REQUIRED WORK: Print every entry word for word, but omit the pictures.

TASK MATERIAL:
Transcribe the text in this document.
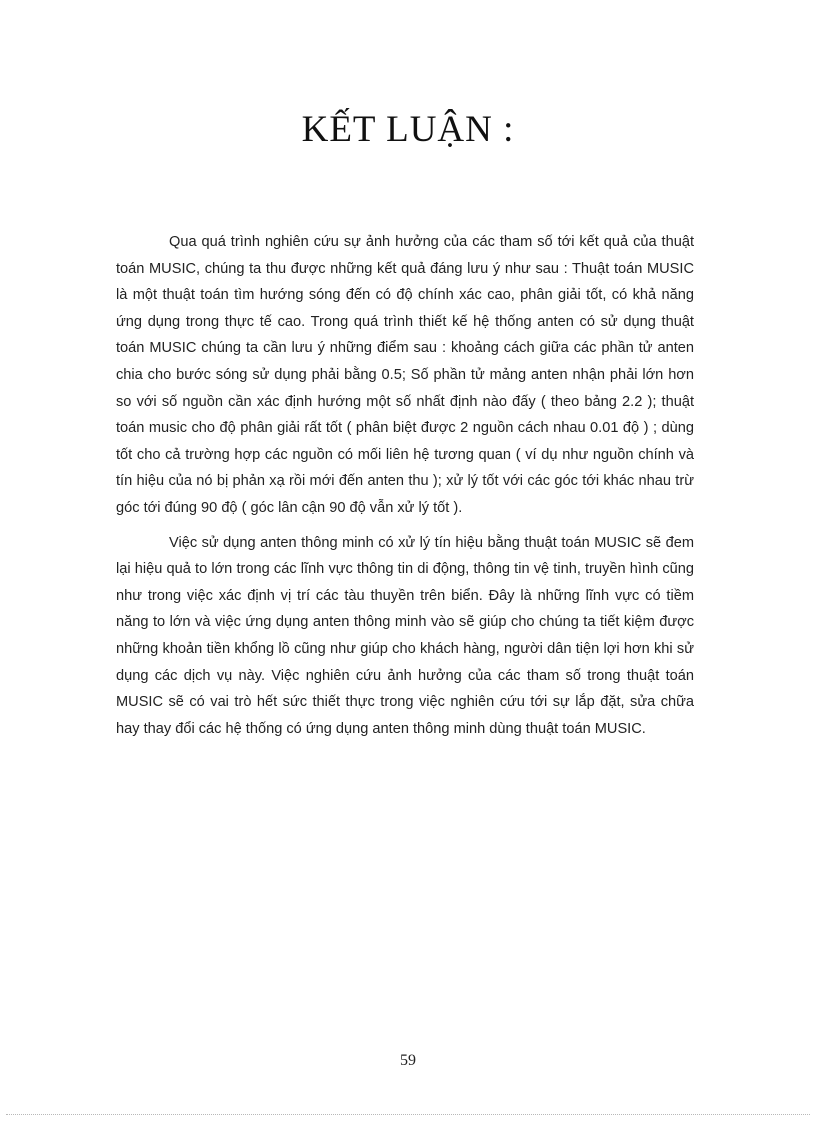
KẾT LUẬN :

Qua quá trình nghiên cứu sự ảnh hưởng của các tham số tới kết quả của thuật toán MUSIC, chúng ta thu được những kết quả đáng lưu ý như sau : Thuật toán MUSIC là một thuật toán tìm hướng sóng đến có độ chính xác cao, phân giải tốt, có khả năng ứng dụng trong thực tế cao. Trong quá trình thiết kế hệ thống anten có sử dụng thuật toán MUSIC chúng ta cần lưu ý những điểm sau : khoảng cách giữa các phần tử anten chia cho bước sóng sử dụng phải bằng 0.5; Số phần tử mảng anten nhận phải lớn hơn so với số nguồn cần xác định hướng một số nhất định nào đấy ( theo bảng 2.2 ); thuật toán music cho độ phân giải rất tốt ( phân biệt được 2 nguồn cách nhau 0.01 độ ) ; dùng tốt cho cả trường hợp các nguồn có mối liên hệ tương quan ( ví dụ như nguồn chính và tín hiệu của nó bị phản xạ rồi mới đến anten thu ); xử lý tốt với các góc tới khác nhau trừ góc tới đúng 90 độ ( góc lân cận 90 độ vẫn xử lý tốt ).

Việc sử dụng anten thông minh có xử lý tín hiệu bằng thuật toán MUSIC sẽ đem lại hiệu quả to lớn trong các lĩnh vực thông tin di động, thông tin vệ tinh, truyền hình cũng như trong việc xác định vị trí các tàu thuyền trên biển. Đây là những lĩnh vực có tiềm năng to lớn và việc ứng dụng anten thông minh vào sẽ giúp cho chúng ta tiết kiệm được những khoản tiền khổng lồ cũng như giúp cho khách hàng, người dân tiện lợi hơn khi sử dụng các dịch vụ này. Việc nghiên cứu ảnh hưởng của các tham số trong thuật toán MUSIC sẽ có vai trò hết sức thiết thực trong việc nghiên cứu tới sự lắp đặt, sửa chữa hay thay đổi các hệ thống có ứng dụng anten thông minh dùng thuật toán MUSIC.

59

RESULT:
Transcribe the text in this document.
KẾT LUẬN :

Qua quá trình nghiên cứu sự ảnh hưởng của các tham số tới kết quả của thuật toán MUSIC, chúng ta thu được những kết quả đáng lưu ý như sau : Thuật toán MUSIC là một thuật toán tìm hướng sóng đến có độ chính xác cao, phân giải tốt, có khả năng ứng dụng trong thực tế cao. Trong quá trình thiết kế hệ thống anten có sử dụng thuật toán MUSIC chúng ta cần lưu ý những điểm sau : khoảng cách giữa các phần tử anten chia cho bước sóng sử dụng phải bằng 0.5; Số phần tử mảng anten nhận phải lớn hơn so với số nguồn cần xác định hướng một số nhất định nào đấy ( theo bảng 2.2 ); thuật toán music cho độ phân giải rất tốt ( phân biệt được 2 nguồn cách nhau 0.01 độ ) ; dùng tốt cho cả trường hợp các nguồn có mối liên hệ tương quan ( ví dụ như nguồn chính và tín hiệu của nó bị phản xạ rồi mới đến anten thu ); xử lý tốt với các góc tới khác nhau trừ góc tới đúng 90 độ ( góc lân cận 90 độ vẫn xử lý tốt ).

Việc sử dụng anten thông minh có xử lý tín hiệu bằng thuật toán MUSIC sẽ đem lại hiệu quả to lớn trong các lĩnh vực thông tin di động, thông tin vệ tinh, truyền hình cũng như trong việc xác định vị trí các tàu thuyền trên biển. Đây là những lĩnh vực có tiềm năng to lớn và việc ứng dụng anten thông minh vào sẽ giúp cho chúng ta tiết kiệm được những khoản tiền khổng lồ cũng như giúp cho khách hàng, người dân tiện lợi hơn khi sử dụng các dịch vụ này. Việc nghiên cứu ảnh hưởng của các tham số trong thuật toán MUSIC sẽ có vai trò hết sức thiết thực trong việc nghiên cứu tới sự lắp đặt, sửa chữa hay thay đổi các hệ thống có ứng dụng anten thông minh dùng thuật toán MUSIC.

59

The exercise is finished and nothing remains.